# Consigne 1
Répondez à ces questions sur le texte sur la colonisation au collège :
(a) De quelles années date la poussière que renferme encore le manuel ?
(b) En quelle langue le manuel est-il entièrement écrit ?
(c) D'après le texte, qui ne parle pas du lien éventuel entre la France et l'histoire des ancêtres ?
# Consigne 2
Poursuivez, s'il vous plaît, le texte sur la colonisation au collège après sa dernière phrase.

# Extrait présenté
════════
Au collège, la colonisation est passée sous silence
Assise devant la bibliothèque de chez moi, il y avait un livre que je n’avais jamais vu. Je l’ai saisi, il était abîmé et renfermait encore la poussière des années 80, celles que mon père a connues. Un manuel de l’époque où il faisait ses études au Maroc, son pays d’origine. Ce qui m’a le plus surprise, c’était que tout était écrit en français, bien que la langue officielle soit l’arabe. Parallèlement, je me suis dit que toutes mes cousines du bled (y compris les petites) maîtrisaient le français ; tout du moins assez pour que je puisse les comprendre. Et, lorsque j’allais au bled, les personnes blanches étaient également plus respectées que les personnes à la peau mate.
Ce manuel entre les mains, je me suis mise à m’interroger sur mon identité. Quelle est l’histoire de mes ancêtres ? La France a-t-elle un lien avec tout ça ? Si oui, alors pourquoi l’école ne nous en parle pas ? Est-ce qu’il y a des choses que je ne dois pas savoir, moi, enfant d’immigré ?
════════
# Données enregistrées
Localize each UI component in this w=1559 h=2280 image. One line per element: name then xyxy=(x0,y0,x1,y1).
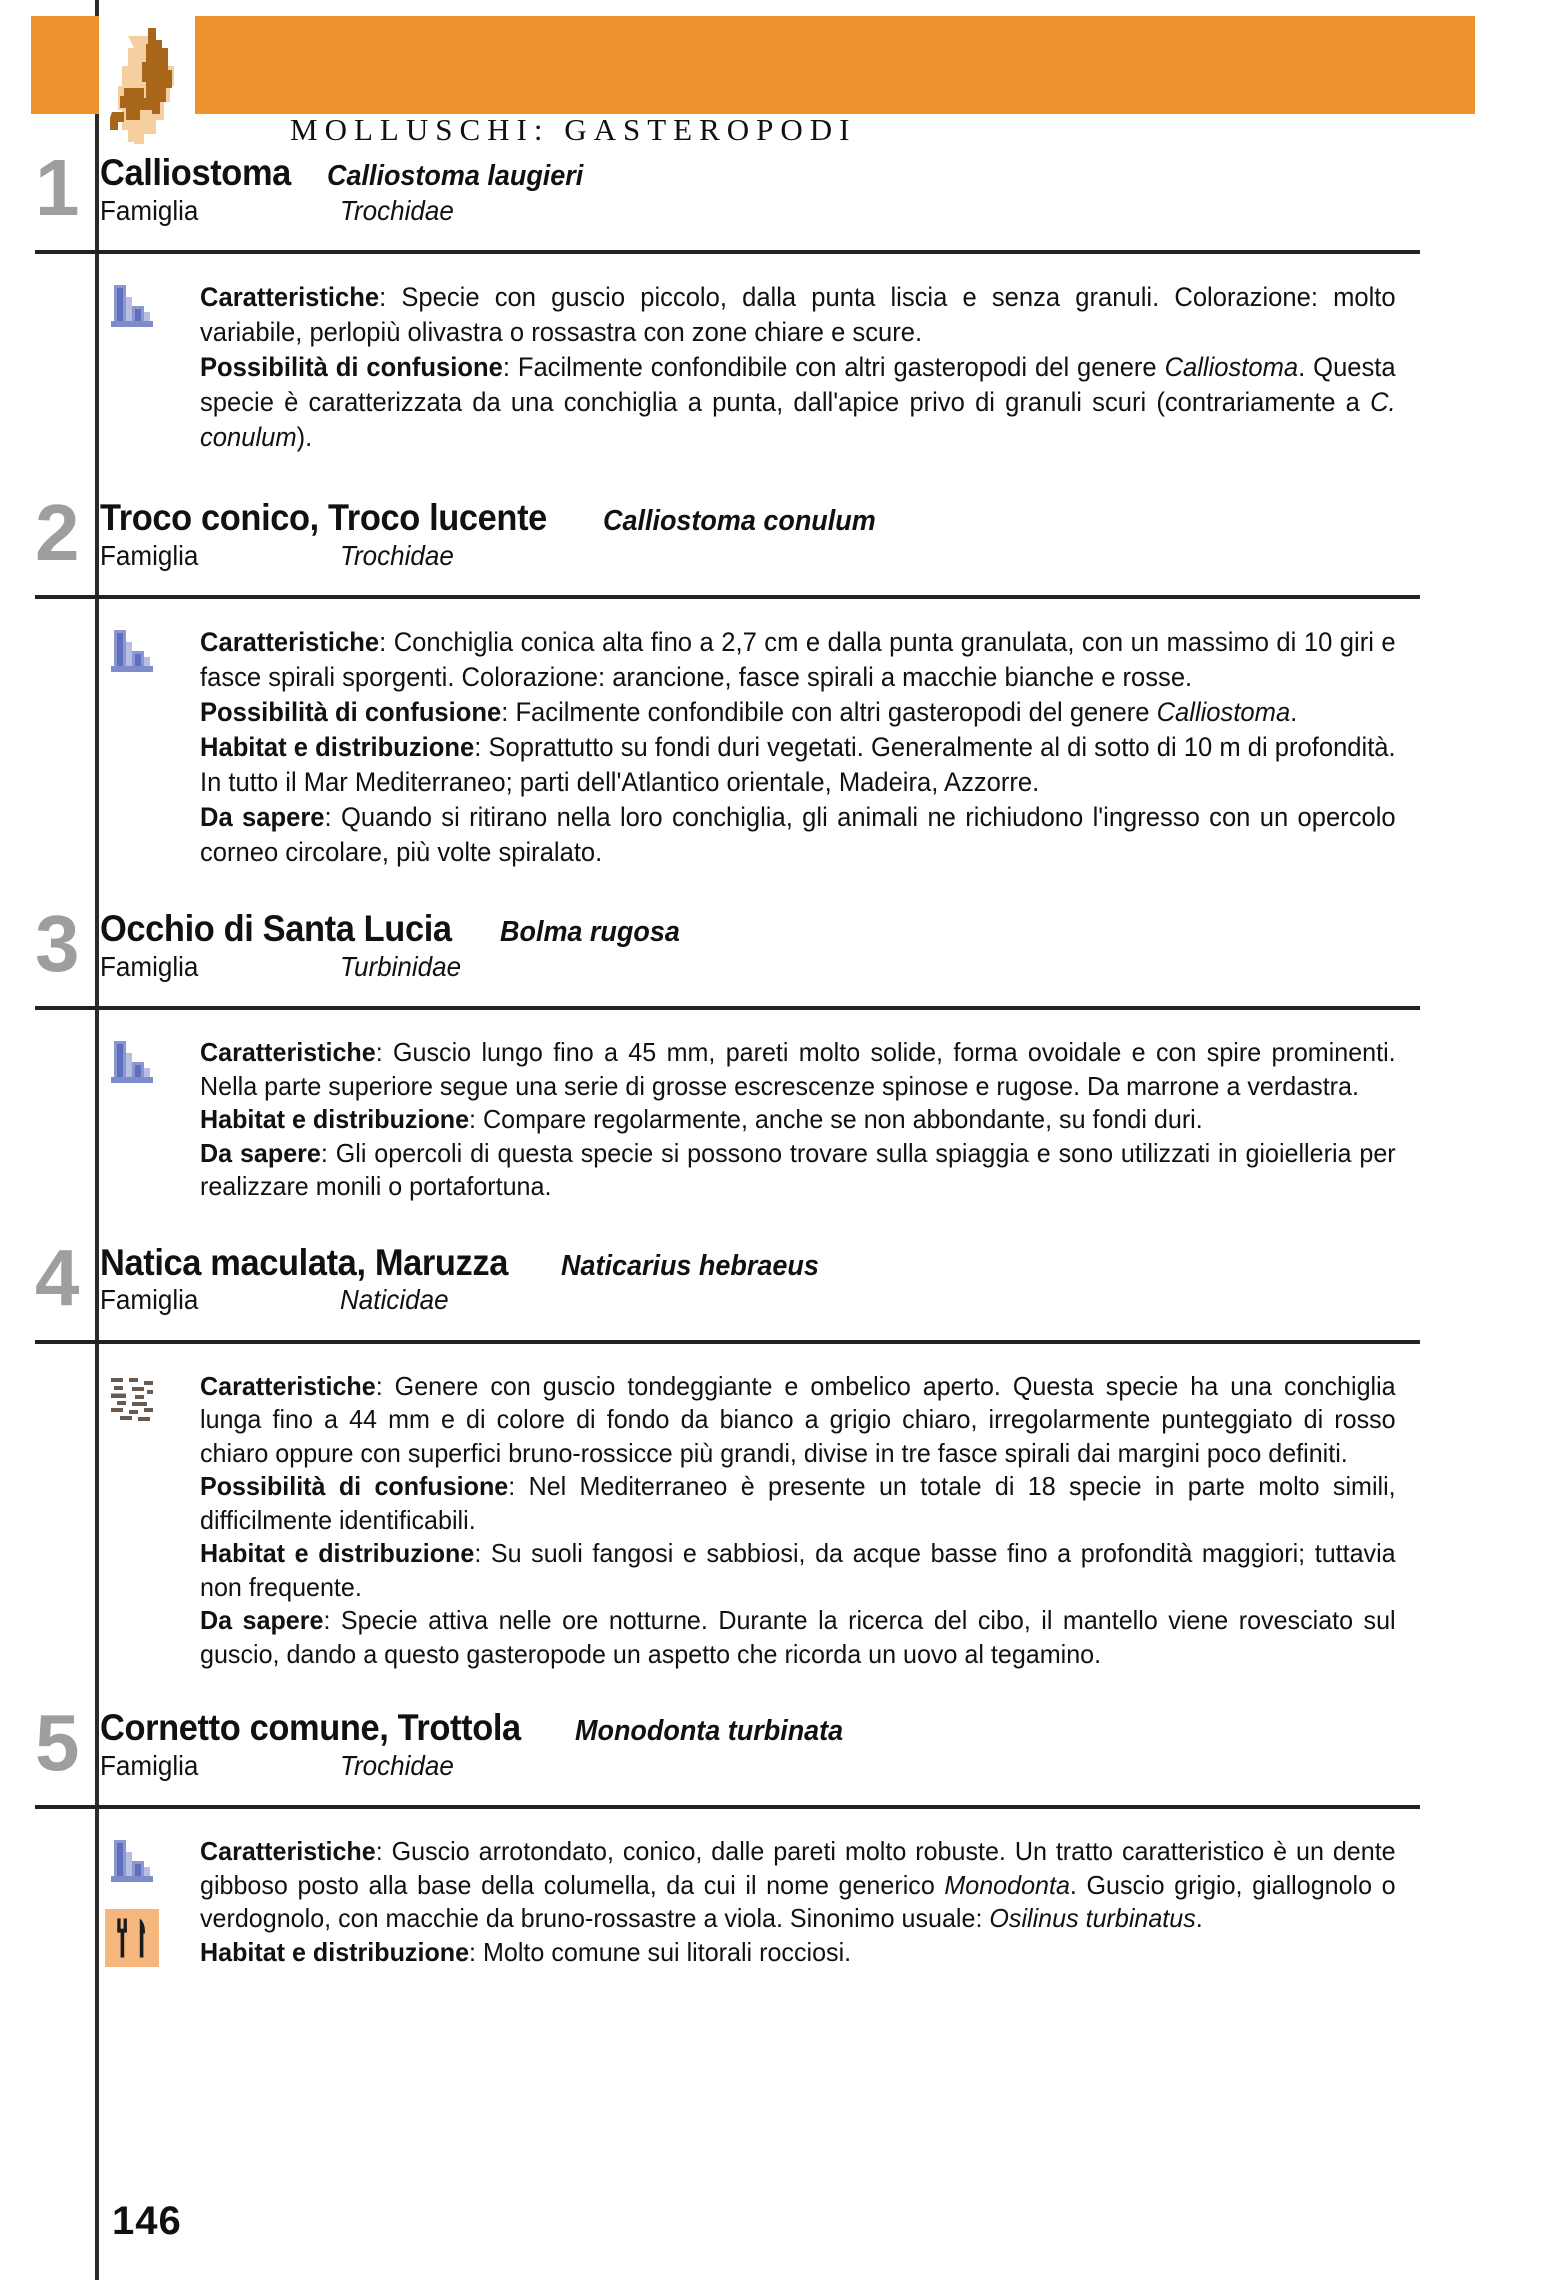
════════
# Réponse 1
(a) Des années 80.
(b) En français.
(c) L'école.

# Réponse 2
La seule chose qu’on apprenait sur l’Afrique, c’est qu’elle est en voie de développement
À l’école, on me parlait de Napoléon, de la Première et la Seconde Guerre mondiale, du Moyen Âge, du tiers état, de la noblesse… J’étais incapable de comprendre tous ces rois, leurs manières de vivre, de penser… Mes cultures étaient bien trop différentes des leurs. Dans celles-ci, ils sont vus comme des colonisateurs. Durant mes cours d’histoire, j’ai appris que l’Afrique était un continent très pauvre économiquement, avec des dirigeants élus à 90 % de vote et une population noyée dans la misère. Moi, je voulais comprendre comment on en était arrivé là parce que ça fait partie de mon identité. Et, c’est en comprenant l’histoire de mes ancêtres et de l’Afrique que je pourrai avancer.
L’enseignement de notre passé colonial à l’école est à la peine, et ce, depuis l’indépendance des anciennes colonies françaises. Le combat pour une éducation moins européanocentrée, décortiqué sur Politis, dure depuis 40 ans et fait beaucoup parler enseignant·e·s et politicien·ne·s.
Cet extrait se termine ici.